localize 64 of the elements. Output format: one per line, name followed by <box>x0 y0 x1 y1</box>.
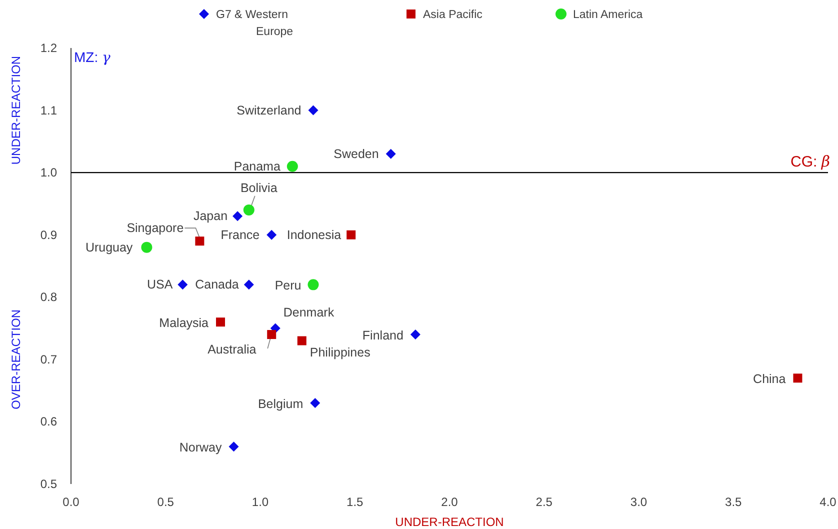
point <box>178 280 188 290</box>
annotation: Norway <box>179 440 222 455</box>
point <box>308 105 318 116</box>
annotation: USA <box>146 278 174 292</box>
point <box>232 211 243 222</box>
annotation: Belgium <box>258 397 304 412</box>
annotation: China <box>753 372 786 386</box>
point <box>386 148 396 159</box>
y-tick-label: 0.5 <box>40 477 58 491</box>
legend-label: Latin America <box>573 9 644 21</box>
x-tick-label: 4.0 <box>820 495 837 509</box>
point <box>266 230 277 240</box>
legend-label: Asia Pacific <box>423 9 483 21</box>
annotation: Panama <box>234 159 280 174</box>
point <box>244 280 254 290</box>
annotation: Canada <box>195 278 239 292</box>
annotation: Australia <box>208 342 256 357</box>
ref-line-label: CG: β <box>790 152 830 171</box>
annotation: France <box>220 228 260 242</box>
point <box>216 318 226 327</box>
point <box>195 236 204 246</box>
x-tick-label: 2.0 <box>441 495 458 509</box>
annotation: Malaysia <box>159 316 209 330</box>
point <box>410 330 420 340</box>
point <box>228 442 239 452</box>
point <box>286 160 298 172</box>
x-tick-label: 3.5 <box>725 495 742 509</box>
point <box>346 230 356 240</box>
y-tick-label: 1.1 <box>40 103 58 118</box>
y-tick-label: 0.6 <box>40 414 58 429</box>
y-tick-label: 0.8 <box>40 290 58 304</box>
text: UNDER-REACTION <box>9 56 23 165</box>
point <box>297 336 306 346</box>
y-tick-label: 1.2 <box>40 41 58 55</box>
annotation: Singapore <box>126 221 184 236</box>
point <box>141 242 152 253</box>
annotation: Sweden <box>334 146 379 161</box>
point <box>308 279 319 290</box>
y-tick-label: 1.0 <box>40 166 58 180</box>
point <box>267 330 276 340</box>
annotation: Philippines <box>310 346 370 360</box>
x-tick-label: 0.5 <box>157 495 174 509</box>
annotation: Bolivia <box>240 180 278 195</box>
annotation: Indonesia <box>286 228 342 242</box>
annotation: Switzerland <box>236 103 302 118</box>
y-tick-label: 0.7 <box>40 352 58 366</box>
point <box>243 204 254 216</box>
y-axis-title: MZ: γ <box>74 49 111 66</box>
x-axis-title: UNDER-REACTION <box>395 515 504 529</box>
x-tick-label: 1.0 <box>252 495 269 509</box>
point <box>793 374 802 383</box>
legend-label: G7 & Western Europe <box>216 9 294 38</box>
annotation: Uruguay <box>85 240 134 254</box>
x-tick-label: 2.5 <box>536 495 553 509</box>
y-tick-label: 0.9 <box>40 228 58 242</box>
x-tick-label: 3.0 <box>630 495 648 509</box>
point <box>310 398 320 408</box>
text: OVER-REACTION <box>9 309 23 410</box>
annotation: Japan <box>193 209 228 224</box>
annotation: Denmark <box>283 305 335 320</box>
annotation: Finland <box>362 328 404 343</box>
annotation: Peru <box>274 278 302 293</box>
x-tick-label: 1.5 <box>346 495 364 509</box>
x-tick-label: 0.0 <box>62 495 80 509</box>
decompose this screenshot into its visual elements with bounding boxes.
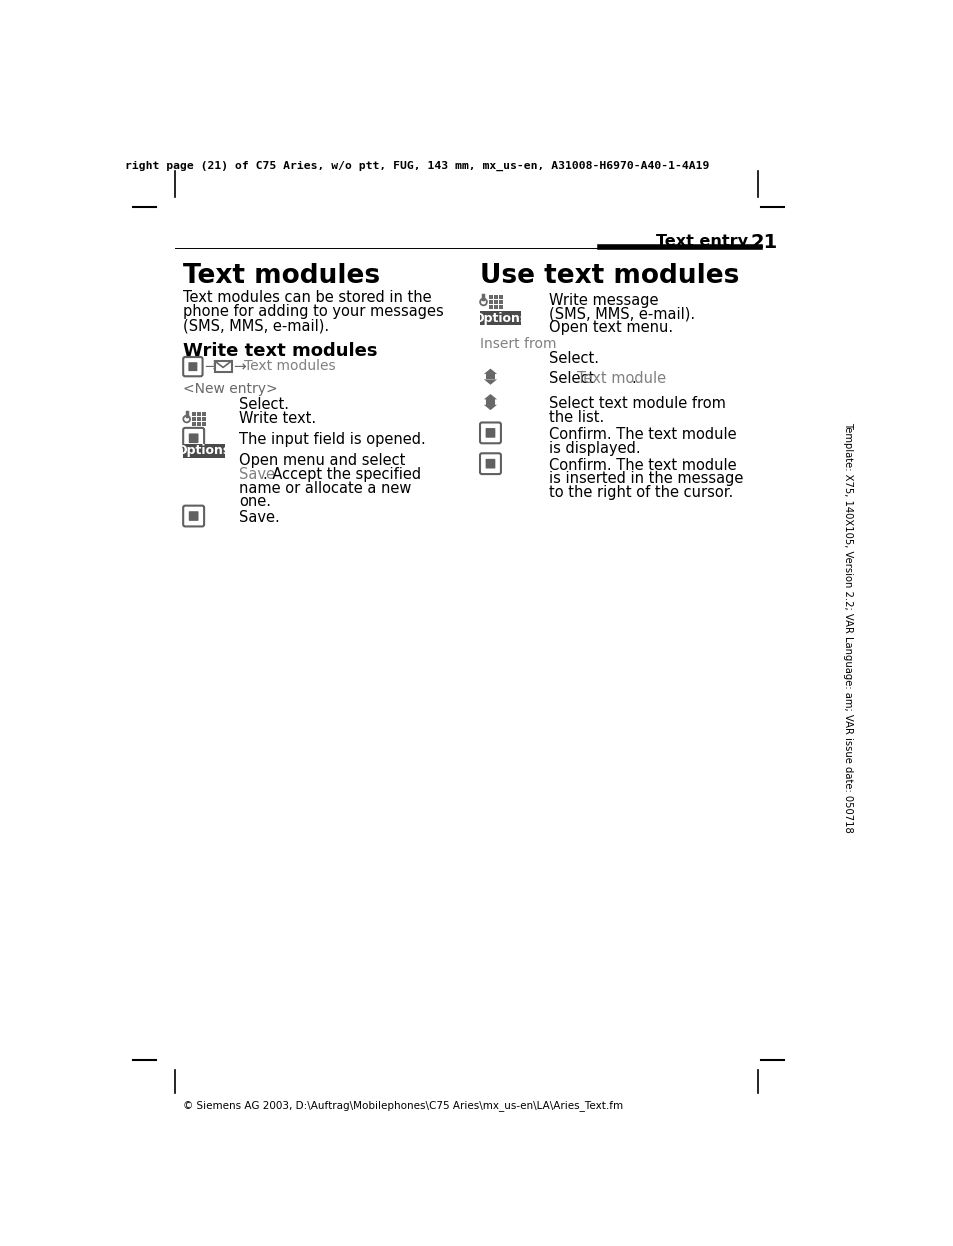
Text: Confirm. The text module: Confirm. The text module xyxy=(549,457,737,472)
Text: Open menu and select: Open menu and select xyxy=(239,452,405,468)
Text: name or allocate a new: name or allocate a new xyxy=(239,481,412,496)
Text: one.: one. xyxy=(239,495,271,510)
Bar xyxy=(197,412,201,416)
Bar xyxy=(214,361,232,373)
Bar xyxy=(486,374,495,379)
Text: <New entry>: <New entry> xyxy=(183,383,277,396)
Bar xyxy=(202,422,206,426)
Text: Template: X75, 140X105, Version 2.2; VAR Language: am; VAR issue date: 050718: Template: X75, 140X105, Version 2.2; VAR… xyxy=(841,421,852,832)
Text: →: → xyxy=(233,359,246,374)
Text: right page (21) of C75 Aries, w/o ptt, FUG, 143 mm, mx_us-en, A31008-H6970-A40-1: right page (21) of C75 Aries, w/o ptt, F… xyxy=(125,161,709,171)
Bar xyxy=(498,300,502,304)
Text: . Accept the specified: . Accept the specified xyxy=(262,467,420,482)
Polygon shape xyxy=(483,379,497,385)
Text: Save: Save xyxy=(239,467,275,482)
Text: Confirm. The text module: Confirm. The text module xyxy=(549,426,737,442)
Text: Write message: Write message xyxy=(549,293,659,308)
Bar xyxy=(488,300,492,304)
FancyBboxPatch shape xyxy=(188,363,197,371)
Bar xyxy=(192,417,195,421)
Text: Text modules: Text modules xyxy=(183,263,379,289)
Text: →: → xyxy=(204,359,217,374)
Text: Text modules can be stored in the: Text modules can be stored in the xyxy=(183,290,431,305)
Text: Options: Options xyxy=(473,312,527,325)
Circle shape xyxy=(183,416,190,422)
Text: Open text menu.: Open text menu. xyxy=(549,320,673,335)
Text: Save.: Save. xyxy=(239,510,280,525)
FancyBboxPatch shape xyxy=(183,506,204,527)
Polygon shape xyxy=(483,369,497,374)
FancyBboxPatch shape xyxy=(485,429,495,437)
Text: Select.: Select. xyxy=(549,351,598,366)
Text: Options: Options xyxy=(176,444,231,457)
Text: the list.: the list. xyxy=(549,410,604,425)
Text: (SMS, MMS, e-mail).: (SMS, MMS, e-mail). xyxy=(183,318,329,333)
Text: Text entry: Text entry xyxy=(655,234,747,249)
FancyBboxPatch shape xyxy=(183,427,204,449)
Bar xyxy=(183,444,224,457)
Text: © Siemens AG 2003, D:\Auftrag\Mobilephones\C75 Aries\mx_us-en\LA\Aries_Text.fm: © Siemens AG 2003, D:\Auftrag\Mobilephon… xyxy=(183,1100,622,1110)
Bar xyxy=(192,422,195,426)
FancyBboxPatch shape xyxy=(479,454,500,473)
FancyBboxPatch shape xyxy=(485,459,495,468)
Bar xyxy=(498,295,502,299)
Polygon shape xyxy=(483,405,497,410)
Text: is displayed.: is displayed. xyxy=(549,441,640,456)
Text: is inserted in the message: is inserted in the message xyxy=(549,471,743,486)
Bar xyxy=(488,295,492,299)
Bar xyxy=(479,312,521,325)
Polygon shape xyxy=(483,394,497,400)
Bar xyxy=(494,295,497,299)
FancyBboxPatch shape xyxy=(183,358,202,376)
Text: Write text modules: Write text modules xyxy=(183,341,376,360)
Text: Select: Select xyxy=(549,371,598,386)
Text: Use text modules: Use text modules xyxy=(479,263,739,289)
Text: phone for adding to your messages: phone for adding to your messages xyxy=(183,304,443,319)
Text: Select.: Select. xyxy=(239,397,289,412)
Text: .: . xyxy=(631,371,636,386)
Text: Select text module from: Select text module from xyxy=(549,396,725,411)
Bar xyxy=(494,300,497,304)
Bar xyxy=(494,305,497,309)
Text: 21: 21 xyxy=(750,233,778,252)
Bar xyxy=(197,417,201,421)
Circle shape xyxy=(479,299,486,305)
Bar xyxy=(192,412,195,416)
Text: (SMS, MMS, e-mail).: (SMS, MMS, e-mail). xyxy=(549,307,695,321)
Text: Insert from: Insert from xyxy=(479,338,556,351)
FancyBboxPatch shape xyxy=(479,422,500,444)
Bar xyxy=(202,417,206,421)
Bar xyxy=(488,305,492,309)
Bar xyxy=(197,422,201,426)
Text: Write text.: Write text. xyxy=(239,411,316,426)
Bar xyxy=(498,305,502,309)
Bar xyxy=(202,412,206,416)
Text: Text modules: Text modules xyxy=(244,359,335,373)
Text: to the right of the cursor.: to the right of the cursor. xyxy=(549,485,733,500)
Text: Text module: Text module xyxy=(577,371,666,386)
FancyBboxPatch shape xyxy=(189,434,198,444)
Bar xyxy=(486,400,495,405)
FancyBboxPatch shape xyxy=(189,511,198,521)
Text: The input field is opened.: The input field is opened. xyxy=(239,432,426,447)
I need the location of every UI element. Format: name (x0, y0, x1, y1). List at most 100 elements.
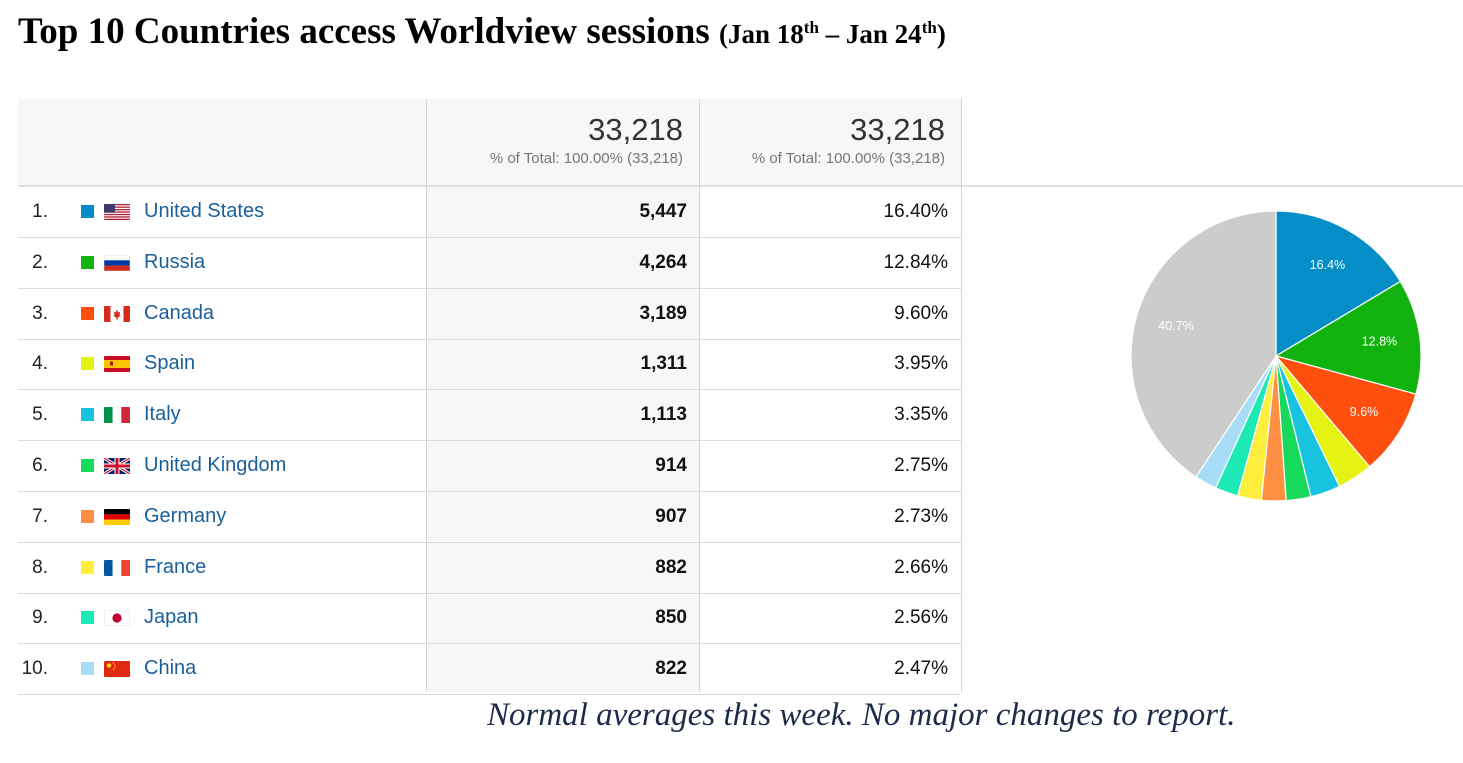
____________________
-- Your task --
Print the lines from the one with "text module xyxy=(549,457,737,472)" to the one with "Text: →: → xyxy=(233,359,246,374)" again, unchanged.

-- Response below --
Text: Confirm. The text module: Confirm. The text module xyxy=(549,457,737,472)
Text: Open menu and select: Open menu and select xyxy=(239,452,405,468)
Text: name or allocate a new: name or allocate a new xyxy=(239,481,412,496)
Text: one.: one. xyxy=(239,495,271,510)
Bar xyxy=(197,412,201,416)
Bar xyxy=(214,361,232,373)
Bar xyxy=(486,374,495,379)
Text: <New entry>: <New entry> xyxy=(183,383,277,396)
Bar xyxy=(202,422,206,426)
Text: Template: X75, 140X105, Version 2.2; VAR Language: am; VAR issue date: 050718: Template: X75, 140X105, Version 2.2; VAR… xyxy=(841,421,852,832)
Text: →: → xyxy=(233,359,246,374)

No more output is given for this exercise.